*** Opening of Provided text ***
However, selecting the "right drug" for an individual patient in clinic is a
complex decision-making process, including analytical interpretation of the
report, consideration of the importance of the molecular alteration in driving
growth of the tumor, tumor heterogeneity, the availability of a matched targeted
therapy, efficacy and toxicity considerations of the targeted therapy (compared
with standard therapy), and reimbursement issues. In this article, we review the
key considerations involved in clinical decision making while reviewing a
molecular genotyping report. We present the case of a 67-year-old postmenopausal
female with metastatic estrogen receptor-positive (ER+) breast cancer, whose
tumor progressed on multiple endocrine therapies. Molecular genotyping of the
metastatic lesion revealed the presence of an ESR1 mutation (encoding
p.Tyr537Asn), which was absent in the primary tumor. The same ESR1 mutation was
also detected in circulating tumor DNA (ctDNA) extracted from her blood. The
general approach for interpretation of genotyping results, the clinical
significance of the specific mutation in the particular cancer, potential
strategies to target the pathway, and implications for clinical practice are
reviewed in this article. KEY POINTS: ER+ breast tumors are known to undergo
genomic evolution during treatment with the acquisition of new mutations that
confer resistance to treatment.ESR1 mutations in the ligand-binding domain of ER
can lead to a ligand-independent, constitutively active form of ER and mediate
resistance to aromatase inhibitors.ESR1 mutations may be detected by genomic
sequencing of tissue biopsies of the metastatic tumor or by sequencing the
circulating tumor cells or tumor DNA (ctDNA).Sequencing results may lead to a
therapeutic "match" with an existing FDA-approved drug or match with an
experimental agent that fits the clinical setting.
*** Close of Provided text ***
-- What the task asks --
In the breast cancer case article, besides the metastatic lesion, where was the same ESR1 mutation also detected?
*** Opening of Given data ***
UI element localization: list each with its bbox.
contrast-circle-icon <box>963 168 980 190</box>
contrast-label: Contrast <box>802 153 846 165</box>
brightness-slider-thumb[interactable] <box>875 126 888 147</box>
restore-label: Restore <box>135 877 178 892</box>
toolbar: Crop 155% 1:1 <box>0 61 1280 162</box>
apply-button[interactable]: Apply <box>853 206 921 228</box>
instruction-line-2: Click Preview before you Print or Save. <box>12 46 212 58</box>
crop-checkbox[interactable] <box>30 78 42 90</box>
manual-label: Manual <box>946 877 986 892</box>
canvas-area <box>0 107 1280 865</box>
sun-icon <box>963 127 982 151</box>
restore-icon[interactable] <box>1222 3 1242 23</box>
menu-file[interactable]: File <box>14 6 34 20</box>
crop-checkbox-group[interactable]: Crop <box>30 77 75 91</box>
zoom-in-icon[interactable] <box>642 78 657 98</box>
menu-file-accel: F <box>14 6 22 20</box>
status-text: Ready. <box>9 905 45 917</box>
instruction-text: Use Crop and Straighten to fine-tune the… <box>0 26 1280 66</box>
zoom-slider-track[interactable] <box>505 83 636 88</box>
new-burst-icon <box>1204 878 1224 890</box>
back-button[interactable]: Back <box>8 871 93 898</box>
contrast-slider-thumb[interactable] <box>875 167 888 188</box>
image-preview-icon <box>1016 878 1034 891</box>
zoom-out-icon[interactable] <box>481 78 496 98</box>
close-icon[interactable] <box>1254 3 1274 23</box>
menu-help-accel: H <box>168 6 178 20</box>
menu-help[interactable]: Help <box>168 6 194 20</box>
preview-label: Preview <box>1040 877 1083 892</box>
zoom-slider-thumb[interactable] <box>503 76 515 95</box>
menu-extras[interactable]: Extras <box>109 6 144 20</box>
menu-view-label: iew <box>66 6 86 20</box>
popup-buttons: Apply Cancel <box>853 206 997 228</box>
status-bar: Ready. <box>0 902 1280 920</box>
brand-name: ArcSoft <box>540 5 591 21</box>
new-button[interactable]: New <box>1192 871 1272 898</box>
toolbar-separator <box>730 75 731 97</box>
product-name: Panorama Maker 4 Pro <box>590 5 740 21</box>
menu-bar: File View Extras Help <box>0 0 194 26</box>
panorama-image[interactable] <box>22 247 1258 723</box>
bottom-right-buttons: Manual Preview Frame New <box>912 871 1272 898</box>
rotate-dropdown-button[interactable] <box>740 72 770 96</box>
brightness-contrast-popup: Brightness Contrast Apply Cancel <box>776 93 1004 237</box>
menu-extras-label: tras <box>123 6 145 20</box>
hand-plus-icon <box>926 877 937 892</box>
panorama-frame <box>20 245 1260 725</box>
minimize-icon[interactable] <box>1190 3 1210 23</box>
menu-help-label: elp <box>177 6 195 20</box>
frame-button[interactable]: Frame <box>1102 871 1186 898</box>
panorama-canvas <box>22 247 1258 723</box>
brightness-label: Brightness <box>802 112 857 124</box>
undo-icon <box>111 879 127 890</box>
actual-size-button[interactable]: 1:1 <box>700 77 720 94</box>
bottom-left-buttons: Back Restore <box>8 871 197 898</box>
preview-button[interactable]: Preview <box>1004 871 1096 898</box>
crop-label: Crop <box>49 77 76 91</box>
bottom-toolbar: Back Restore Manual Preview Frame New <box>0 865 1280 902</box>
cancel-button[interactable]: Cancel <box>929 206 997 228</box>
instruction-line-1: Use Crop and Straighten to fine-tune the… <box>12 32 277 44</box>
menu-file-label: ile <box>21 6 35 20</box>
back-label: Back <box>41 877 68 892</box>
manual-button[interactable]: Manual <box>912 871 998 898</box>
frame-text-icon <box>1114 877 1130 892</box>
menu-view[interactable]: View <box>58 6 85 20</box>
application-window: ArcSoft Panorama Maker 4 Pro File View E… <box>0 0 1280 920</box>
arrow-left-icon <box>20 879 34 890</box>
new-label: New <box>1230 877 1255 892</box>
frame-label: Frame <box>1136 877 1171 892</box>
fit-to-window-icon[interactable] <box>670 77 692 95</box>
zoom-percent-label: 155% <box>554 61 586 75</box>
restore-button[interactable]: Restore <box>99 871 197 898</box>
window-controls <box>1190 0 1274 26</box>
*** Close of Given data ***
-- Worked solution --
In circulating tumor DNA (ctDNA) extracted from the patient's blood.